** EXERCISE BRIEF **
Scan the records below, and wherever a line has the word "actividades", pull it out.

** DATA FOR THE TASK **
§

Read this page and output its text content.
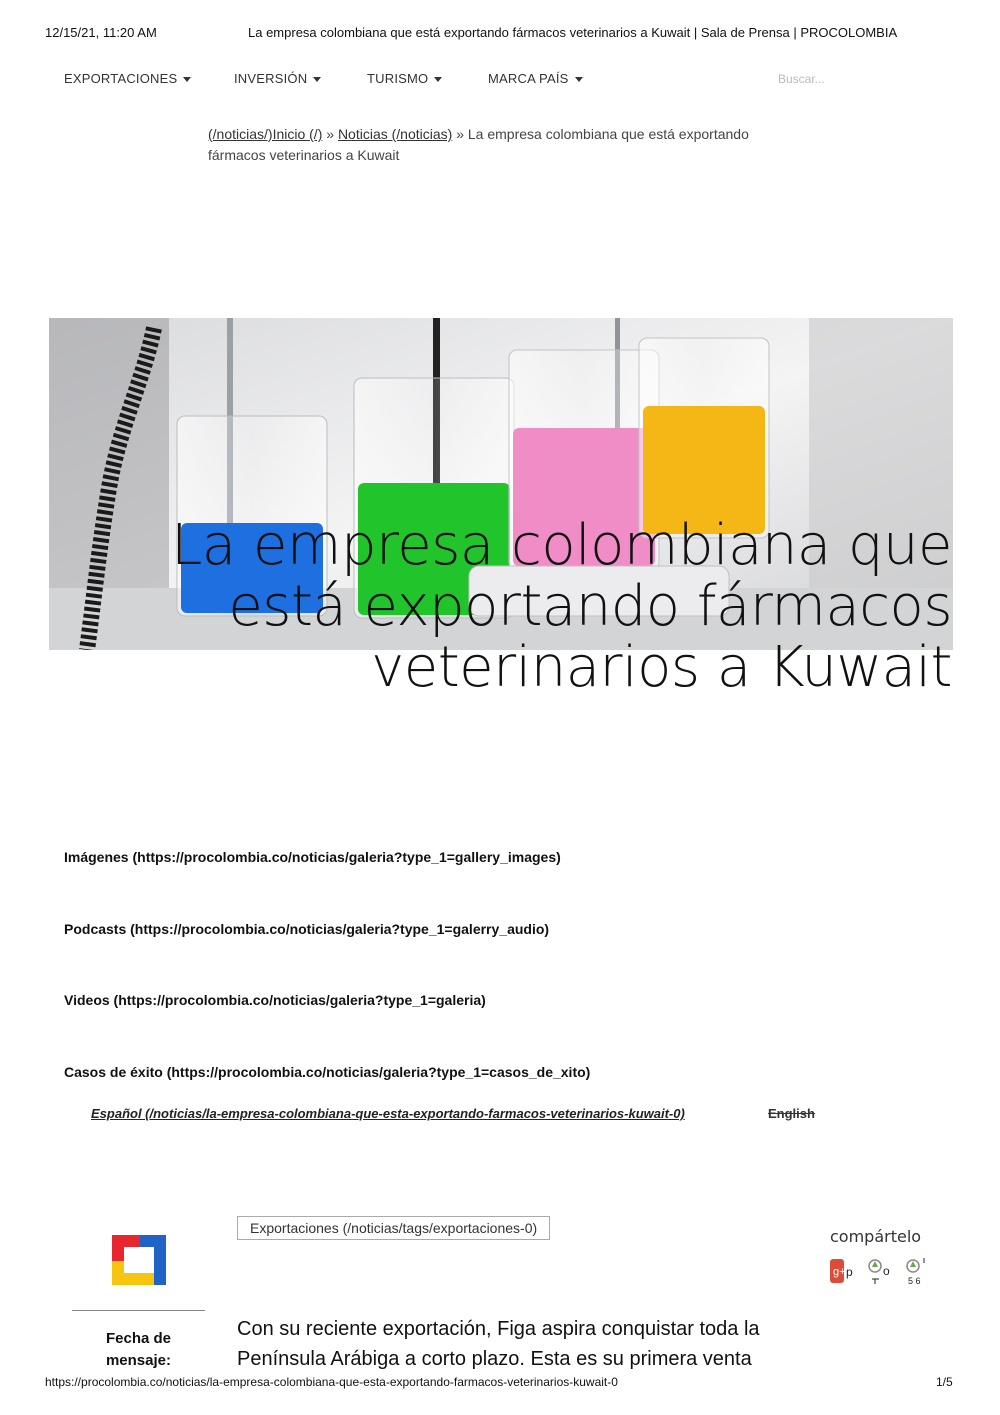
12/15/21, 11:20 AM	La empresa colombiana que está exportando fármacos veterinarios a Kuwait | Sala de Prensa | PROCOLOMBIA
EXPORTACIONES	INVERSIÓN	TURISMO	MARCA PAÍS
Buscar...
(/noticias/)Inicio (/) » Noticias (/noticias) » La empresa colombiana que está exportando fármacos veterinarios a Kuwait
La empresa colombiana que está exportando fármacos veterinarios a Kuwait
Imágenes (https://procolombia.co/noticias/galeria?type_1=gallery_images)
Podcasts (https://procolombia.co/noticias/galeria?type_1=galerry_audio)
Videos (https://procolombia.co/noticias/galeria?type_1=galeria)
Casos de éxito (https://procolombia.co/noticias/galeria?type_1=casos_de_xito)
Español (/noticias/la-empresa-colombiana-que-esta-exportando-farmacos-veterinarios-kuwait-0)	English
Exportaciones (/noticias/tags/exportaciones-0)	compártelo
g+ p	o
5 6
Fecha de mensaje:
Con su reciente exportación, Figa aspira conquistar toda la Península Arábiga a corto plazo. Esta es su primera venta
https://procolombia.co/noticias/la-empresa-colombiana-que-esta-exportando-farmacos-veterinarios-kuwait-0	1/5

§

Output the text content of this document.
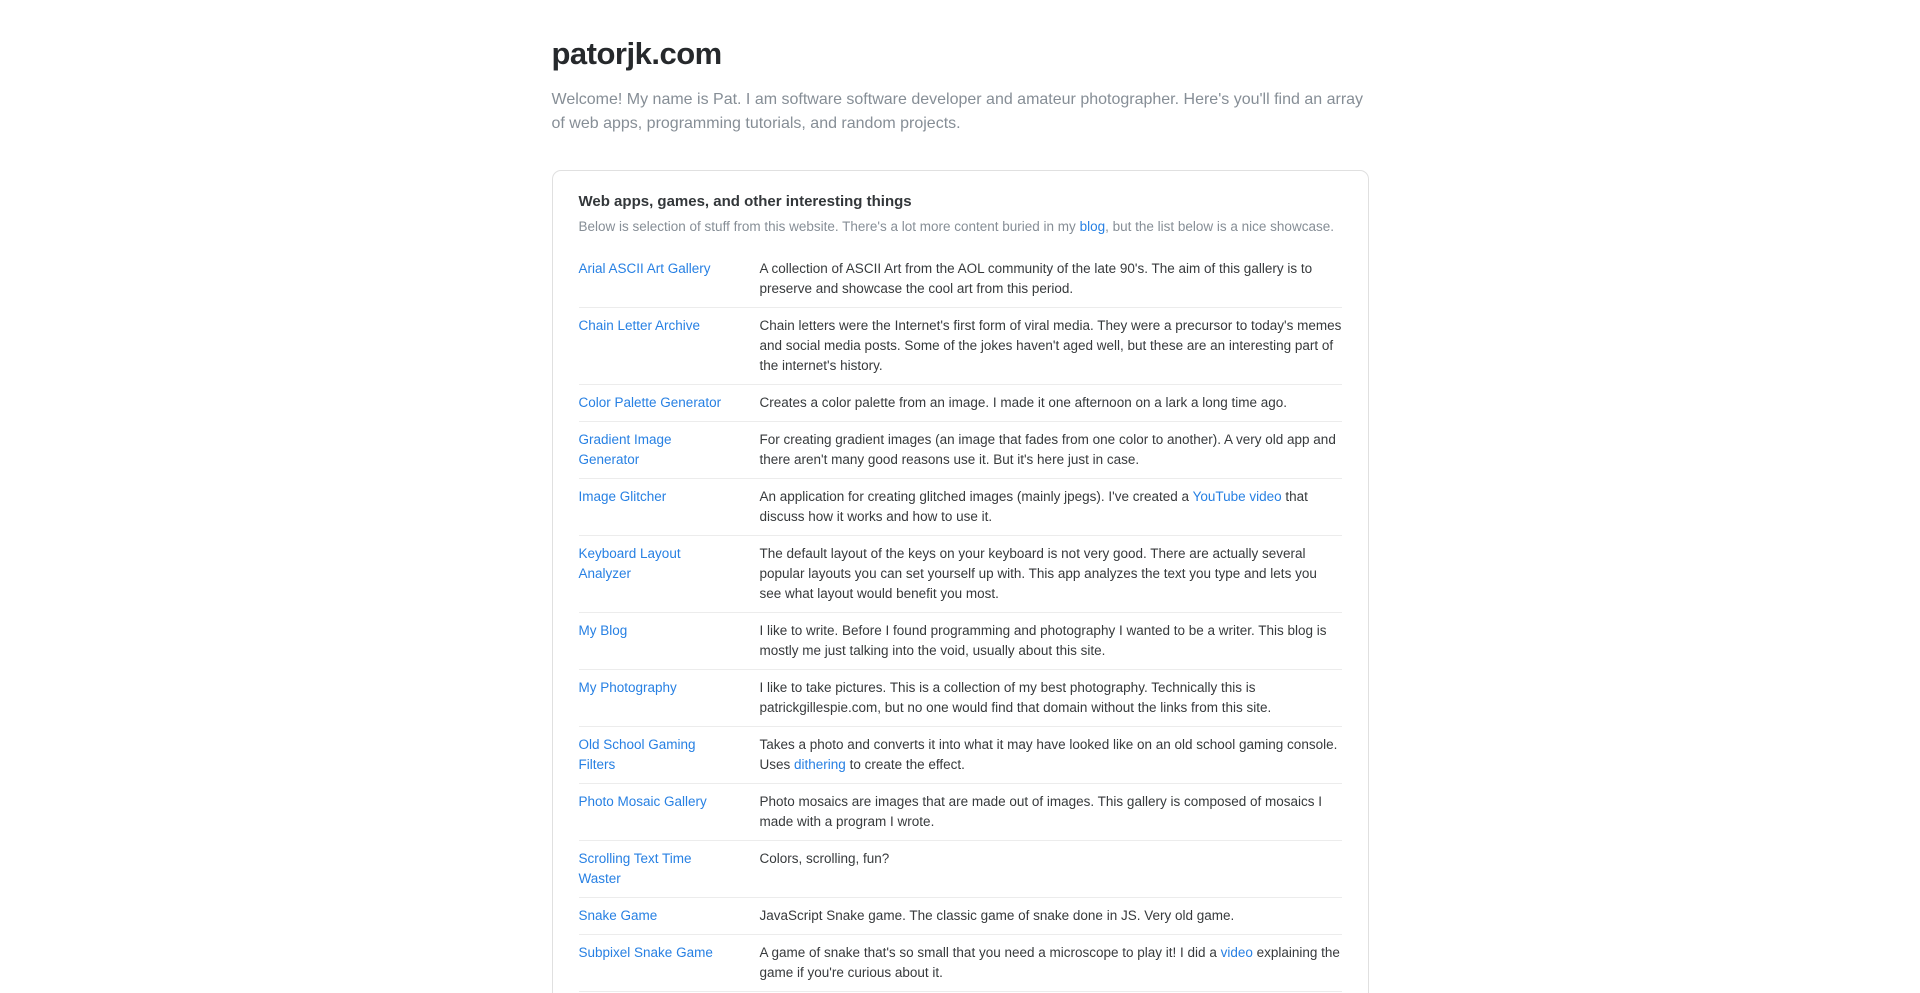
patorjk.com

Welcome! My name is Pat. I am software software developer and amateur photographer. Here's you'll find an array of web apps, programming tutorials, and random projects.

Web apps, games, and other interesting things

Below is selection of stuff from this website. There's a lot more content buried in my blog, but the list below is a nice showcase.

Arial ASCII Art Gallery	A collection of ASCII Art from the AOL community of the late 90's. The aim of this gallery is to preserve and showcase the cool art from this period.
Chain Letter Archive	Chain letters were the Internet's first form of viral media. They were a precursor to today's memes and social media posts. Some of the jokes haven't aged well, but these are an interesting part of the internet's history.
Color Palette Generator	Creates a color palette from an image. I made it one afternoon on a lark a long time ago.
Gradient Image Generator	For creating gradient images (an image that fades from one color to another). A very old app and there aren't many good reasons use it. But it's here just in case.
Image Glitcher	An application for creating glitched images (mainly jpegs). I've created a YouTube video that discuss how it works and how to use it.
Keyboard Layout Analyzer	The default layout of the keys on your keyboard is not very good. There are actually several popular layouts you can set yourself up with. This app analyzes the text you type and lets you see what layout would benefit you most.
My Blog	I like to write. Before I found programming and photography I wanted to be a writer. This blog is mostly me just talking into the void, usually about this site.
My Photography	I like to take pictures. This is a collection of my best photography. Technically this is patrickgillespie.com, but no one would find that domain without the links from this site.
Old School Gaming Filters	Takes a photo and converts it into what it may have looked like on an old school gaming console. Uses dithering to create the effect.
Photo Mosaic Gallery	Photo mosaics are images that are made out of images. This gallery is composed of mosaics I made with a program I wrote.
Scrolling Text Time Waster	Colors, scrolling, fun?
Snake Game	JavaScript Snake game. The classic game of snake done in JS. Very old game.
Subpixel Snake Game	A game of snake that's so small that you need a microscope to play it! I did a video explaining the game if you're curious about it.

§

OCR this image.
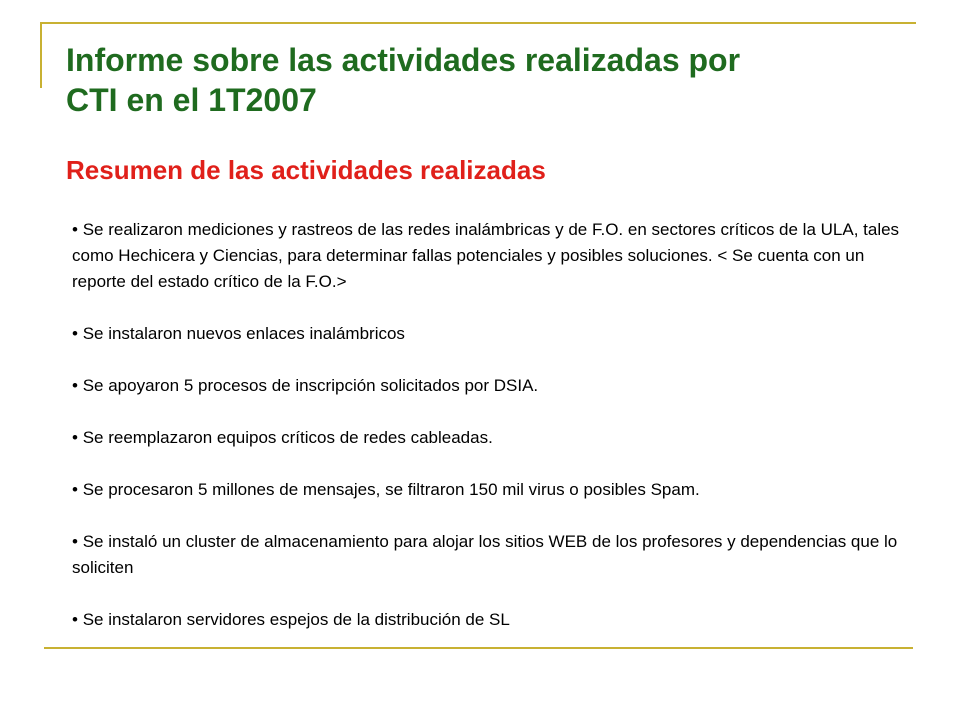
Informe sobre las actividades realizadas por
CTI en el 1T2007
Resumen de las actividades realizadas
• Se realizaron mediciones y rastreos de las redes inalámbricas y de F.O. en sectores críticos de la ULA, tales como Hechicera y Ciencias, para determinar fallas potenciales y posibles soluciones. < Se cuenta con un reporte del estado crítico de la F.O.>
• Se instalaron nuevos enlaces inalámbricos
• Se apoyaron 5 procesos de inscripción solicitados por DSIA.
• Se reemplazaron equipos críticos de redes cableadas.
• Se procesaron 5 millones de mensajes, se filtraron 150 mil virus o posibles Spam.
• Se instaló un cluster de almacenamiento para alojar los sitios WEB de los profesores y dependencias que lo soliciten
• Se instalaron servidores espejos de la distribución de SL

§

** WORKED SOLUTION **
Informe sobre las actividades realizadas por
Resumen de las actividades realizadas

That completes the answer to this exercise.